Set down each record exactly as written.
————
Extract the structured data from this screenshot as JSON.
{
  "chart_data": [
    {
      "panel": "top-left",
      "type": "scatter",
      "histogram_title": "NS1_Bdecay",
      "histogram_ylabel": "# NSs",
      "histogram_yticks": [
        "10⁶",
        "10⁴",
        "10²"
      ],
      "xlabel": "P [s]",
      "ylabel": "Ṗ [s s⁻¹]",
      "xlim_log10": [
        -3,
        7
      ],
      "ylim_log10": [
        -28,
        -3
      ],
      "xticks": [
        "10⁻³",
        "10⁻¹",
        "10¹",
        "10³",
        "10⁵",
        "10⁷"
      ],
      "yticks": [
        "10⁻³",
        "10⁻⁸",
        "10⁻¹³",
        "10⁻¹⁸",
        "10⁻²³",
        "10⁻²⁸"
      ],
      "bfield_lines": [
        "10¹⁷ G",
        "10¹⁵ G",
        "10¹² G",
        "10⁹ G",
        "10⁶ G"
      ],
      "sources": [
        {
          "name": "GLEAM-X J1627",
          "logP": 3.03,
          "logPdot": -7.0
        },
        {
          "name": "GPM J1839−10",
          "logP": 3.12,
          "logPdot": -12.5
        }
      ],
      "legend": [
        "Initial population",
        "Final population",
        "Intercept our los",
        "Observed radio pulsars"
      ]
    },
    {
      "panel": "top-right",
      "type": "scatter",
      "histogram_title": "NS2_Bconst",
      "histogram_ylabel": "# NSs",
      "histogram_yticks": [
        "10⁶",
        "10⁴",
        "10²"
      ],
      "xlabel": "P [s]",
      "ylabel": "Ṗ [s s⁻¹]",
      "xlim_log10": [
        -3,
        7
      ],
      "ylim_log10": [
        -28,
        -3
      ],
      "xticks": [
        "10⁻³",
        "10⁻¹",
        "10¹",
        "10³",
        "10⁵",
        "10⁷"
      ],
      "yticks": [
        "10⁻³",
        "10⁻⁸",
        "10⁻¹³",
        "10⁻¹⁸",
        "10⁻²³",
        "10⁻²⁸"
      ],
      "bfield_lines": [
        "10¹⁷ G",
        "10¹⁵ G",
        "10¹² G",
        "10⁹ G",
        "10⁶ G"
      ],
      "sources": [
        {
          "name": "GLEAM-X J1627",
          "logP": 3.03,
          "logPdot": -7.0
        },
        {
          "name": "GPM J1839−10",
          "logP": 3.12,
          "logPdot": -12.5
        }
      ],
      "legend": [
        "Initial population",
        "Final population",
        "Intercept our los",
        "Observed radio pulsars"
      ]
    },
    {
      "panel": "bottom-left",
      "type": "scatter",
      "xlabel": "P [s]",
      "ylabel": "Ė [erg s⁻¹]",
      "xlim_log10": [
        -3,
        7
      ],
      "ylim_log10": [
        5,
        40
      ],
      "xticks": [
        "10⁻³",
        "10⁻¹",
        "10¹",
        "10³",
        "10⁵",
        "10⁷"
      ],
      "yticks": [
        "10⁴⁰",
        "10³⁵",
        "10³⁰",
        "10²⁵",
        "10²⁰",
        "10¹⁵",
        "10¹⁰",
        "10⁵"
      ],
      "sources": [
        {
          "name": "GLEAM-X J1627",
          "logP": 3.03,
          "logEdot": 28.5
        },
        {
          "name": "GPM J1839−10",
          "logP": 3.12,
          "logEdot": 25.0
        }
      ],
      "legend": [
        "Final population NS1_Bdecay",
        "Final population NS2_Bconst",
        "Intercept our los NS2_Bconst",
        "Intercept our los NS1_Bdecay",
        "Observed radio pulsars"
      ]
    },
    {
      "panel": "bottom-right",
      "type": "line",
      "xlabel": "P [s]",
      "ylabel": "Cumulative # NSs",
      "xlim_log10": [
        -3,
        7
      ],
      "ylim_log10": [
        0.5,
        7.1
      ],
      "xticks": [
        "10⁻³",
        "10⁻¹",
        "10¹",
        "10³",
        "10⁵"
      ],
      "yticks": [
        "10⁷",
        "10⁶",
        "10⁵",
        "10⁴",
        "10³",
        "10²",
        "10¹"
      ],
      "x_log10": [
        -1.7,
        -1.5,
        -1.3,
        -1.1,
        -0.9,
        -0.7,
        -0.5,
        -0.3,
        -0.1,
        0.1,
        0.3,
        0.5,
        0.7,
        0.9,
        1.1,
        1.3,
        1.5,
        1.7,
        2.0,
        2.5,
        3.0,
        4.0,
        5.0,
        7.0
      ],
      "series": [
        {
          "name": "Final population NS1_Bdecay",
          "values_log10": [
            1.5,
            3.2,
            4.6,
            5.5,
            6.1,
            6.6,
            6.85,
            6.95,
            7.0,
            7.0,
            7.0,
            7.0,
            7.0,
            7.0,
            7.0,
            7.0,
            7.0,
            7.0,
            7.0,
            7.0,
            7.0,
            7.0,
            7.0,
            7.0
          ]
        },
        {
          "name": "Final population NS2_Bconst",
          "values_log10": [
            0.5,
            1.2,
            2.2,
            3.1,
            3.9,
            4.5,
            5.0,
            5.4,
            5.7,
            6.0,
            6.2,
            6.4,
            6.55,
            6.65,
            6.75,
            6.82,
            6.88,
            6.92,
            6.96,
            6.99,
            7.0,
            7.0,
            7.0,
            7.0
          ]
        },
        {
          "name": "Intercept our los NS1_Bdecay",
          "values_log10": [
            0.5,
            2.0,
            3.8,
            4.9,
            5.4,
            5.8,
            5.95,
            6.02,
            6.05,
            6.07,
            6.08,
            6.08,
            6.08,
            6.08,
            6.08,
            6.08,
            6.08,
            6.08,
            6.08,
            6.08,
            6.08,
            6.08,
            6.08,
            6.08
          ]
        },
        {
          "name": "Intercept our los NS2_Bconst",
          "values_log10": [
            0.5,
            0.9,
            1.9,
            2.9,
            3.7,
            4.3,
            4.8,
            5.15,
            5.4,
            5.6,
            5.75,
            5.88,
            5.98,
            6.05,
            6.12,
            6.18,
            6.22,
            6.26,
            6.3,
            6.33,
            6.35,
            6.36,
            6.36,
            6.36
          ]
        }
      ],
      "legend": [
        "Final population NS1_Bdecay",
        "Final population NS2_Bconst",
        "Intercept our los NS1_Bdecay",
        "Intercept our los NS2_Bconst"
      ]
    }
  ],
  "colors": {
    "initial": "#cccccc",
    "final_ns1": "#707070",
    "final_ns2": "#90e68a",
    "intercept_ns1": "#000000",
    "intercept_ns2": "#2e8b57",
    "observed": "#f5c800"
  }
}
————
**RESPONSE BELOW:**
Extract the structured data from this screenshot as JSON.
{
  "chart_data": [
    {
      "panel": "top-left",
      "type": "scatter",
      "histogram_title": "NS1_Bdecay",
      "histogram_ylabel": "# NSs",
      "histogram_yticks": [
        "10⁶",
        "10⁴",
        "10²"
      ],
      "xlabel": "P [s]",
      "ylabel": "Ṗ [s s⁻¹]",
      "xlim_log10": [
        -3,
        7
      ],
      "ylim_log10": [
        -28,
        -3
      ],
      "xticks": [
        "10⁻³",
        "10⁻¹",
        "10¹",
        "10³",
        "10⁵",
        "10⁷"
      ],
      "yticks": [
        "10⁻³",
        "10⁻⁸",
        "10⁻¹³",
        "10⁻¹⁸",
        "10⁻²³",
        "10⁻²⁸"
      ],
      "bfield_lines": [
        "10¹⁷ G",
        "10¹⁵ G",
        "10¹² G",
        "10⁹ G",
        "10⁶ G"
      ],
      "sources": [
        {
          "name": "GLEAM-X J1627",
          "logP": 3.03,
          "logPdot": -7.0
        },
        {
          "name": "GPM J1839−10",
          "logP": 3.12,
          "logPdot": -12.5
        }
      ],
      "legend": [
        "Initial population",
        "Final population",
        "Intercept our los",
        "Observed radio pulsars"
      ]
    },
    {
      "panel": "top-right",
      "type": "scatter",
      "histogram_title": "NS2_Bconst",
      "histogram_ylabel": "# NSs",
      "histogram_yticks": [
        "10⁶",
        "10⁴",
        "10²"
      ],
      "xlabel": "P [s]",
      "ylabel": "Ṗ [s s⁻¹]",
      "xlim_log10": [
        -3,
        7
      ],
      "ylim_log10": [
        -28,
        -3
      ],
      "xticks": [
        "10⁻³",
        "10⁻¹",
        "10¹",
        "10³",
        "10⁵",
        "10⁷"
      ],
      "yticks": [
        "10⁻³",
        "10⁻⁸",
        "10⁻¹³",
        "10⁻¹⁸",
        "10⁻²³",
        "10⁻²⁸"
      ],
      "bfield_lines": [
        "10¹⁷ G",
        "10¹⁵ G",
        "10¹² G",
        "10⁹ G",
        "10⁶ G"
      ],
      "sources": [
        {
          "name": "GLEAM-X J1627",
          "logP": 3.03,
          "logPdot": -7.0
        },
        {
          "name": "GPM J1839−10",
          "logP": 3.12,
          "logPdot": -12.5
        }
      ],
      "legend": [
        "Initial population",
        "Final population",
        "Intercept our los",
        "Observed radio pulsars"
      ]
    },
    {
      "panel": "bottom-left",
      "type": "scatter",
      "xlabel": "P [s]",
      "ylabel": "Ė [erg s⁻¹]",
      "xlim_log10": [
        -3,
        7
      ],
      "ylim_log10": [
        5,
        40
      ],
      "xticks": [
        "10⁻³",
        "10⁻¹",
        "10¹",
        "10³",
        "10⁵",
        "10⁷"
      ],
      "yticks": [
        "10⁴⁰",
        "10³⁵",
        "10³⁰",
        "10²⁵",
        "10²⁰",
        "10¹⁵",
        "10¹⁰",
        "10⁵"
      ],
      "sources": [
        {
          "name": "GLEAM-X J1627",
          "logP": 3.03,
          "logEdot": 28.5
        },
        {
          "name": "GPM J1839−10",
          "logP": 3.12,
          "logEdot": 25.0
        }
      ],
      "legend": [
        "Final population NS1_Bdecay",
        "Final population NS2_Bconst",
        "Intercept our los NS2_Bconst",
        "Intercept our los NS1_Bdecay",
        "Observed radio pulsars"
      ]
    },
    {
      "panel": "bottom-right",
      "type": "line",
      "xlabel": "P [s]",
      "ylabel": "Cumulative # NSs",
      "xlim_log10": [
        -3,
        7
      ],
      "ylim_log10": [
        0.5,
        7.1
      ],
      "xticks": [
        "10⁻³",
        "10⁻¹",
        "10¹",
        "10³",
        "10⁵"
      ],
      "yticks": [
        "10⁷",
        "10⁶",
        "10⁵",
        "10⁴",
        "10³",
        "10²",
        "10¹"
      ],
      "x_log10": [
        -1.7,
        -1.5,
        -1.3,
        -1.1,
        -0.9,
        -0.7,
        -0.5,
        -0.3,
        -0.1,
        0.1,
        0.3,
        0.5,
        0.7,
        0.9,
        1.1,
        1.3,
        1.5,
        1.7,
        2.0,
        2.5,
        3.0,
        4.0,
        5.0,
        7.0
      ],
      "series": [
        {
          "name": "Final population NS1_Bdecay",
          "values_log10": [
            1.5,
            3.2,
            4.6,
            5.5,
            6.1,
            6.6,
            6.85,
            6.95,
            7.0,
            7.0,
            7.0,
            7.0,
            7.0,
            7.0,
            7.0,
            7.0,
            7.0,
            7.0,
            7.0,
            7.0,
            7.0,
            7.0,
            7.0,
            7.0
          ]
        },
        {
          "name": "Final population NS2_Bconst",
          "values_log10": [
            0.5,
            1.2,
            2.2,
            3.1,
            3.9,
            4.5,
            5.0,
            5.4,
            5.7,
            6.0,
            6.2,
            6.4,
            6.55,
            6.65,
            6.75,
            6.82,
            6.88,
            6.92,
            6.96,
            6.99,
            7.0,
            7.0,
            7.0,
            7.0
          ]
        },
        {
          "name": "Intercept our los NS1_Bdecay",
          "values_log10": [
            0.5,
            2.0,
            3.8,
            4.9,
            5.4,
            5.8,
            5.95,
            6.02,
            6.05,
            6.07,
            6.08,
            6.08,
            6.08,
            6.08,
            6.08,
            6.08,
            6.08,
            6.08,
            6.08,
            6.08,
            6.08,
            6.08,
            6.08,
            6.08
          ]
        },
        {
          "name": "Intercept our los NS2_Bconst",
          "values_log10": [
            0.5,
            0.9,
            1.9,
            2.9,
            3.7,
            4.3,
            4.8,
            5.15,
            5.4,
            5.6,
            5.75,
            5.88,
            5.98,
            6.05,
            6.12,
            6.18,
            6.22,
            6.26,
            6.3,
            6.33,
            6.35,
            6.36,
            6.36,
            6.36
          ]
        }
      ],
      "legend": [
        "Final population NS1_Bdecay",
        "Final population NS2_Bconst",
        "Intercept our los NS1_Bdecay",
        "Intercept our los NS2_Bconst"
      ]
    }
  ],
  "colors": {
    "initial": "#cccccc",
    "final_ns1": "#707070",
    "final_ns2": "#90e68a",
    "intercept_ns1": "#000000",
    "intercept_ns2": "#2e8b57",
    "observed": "#f5c800"
  }
}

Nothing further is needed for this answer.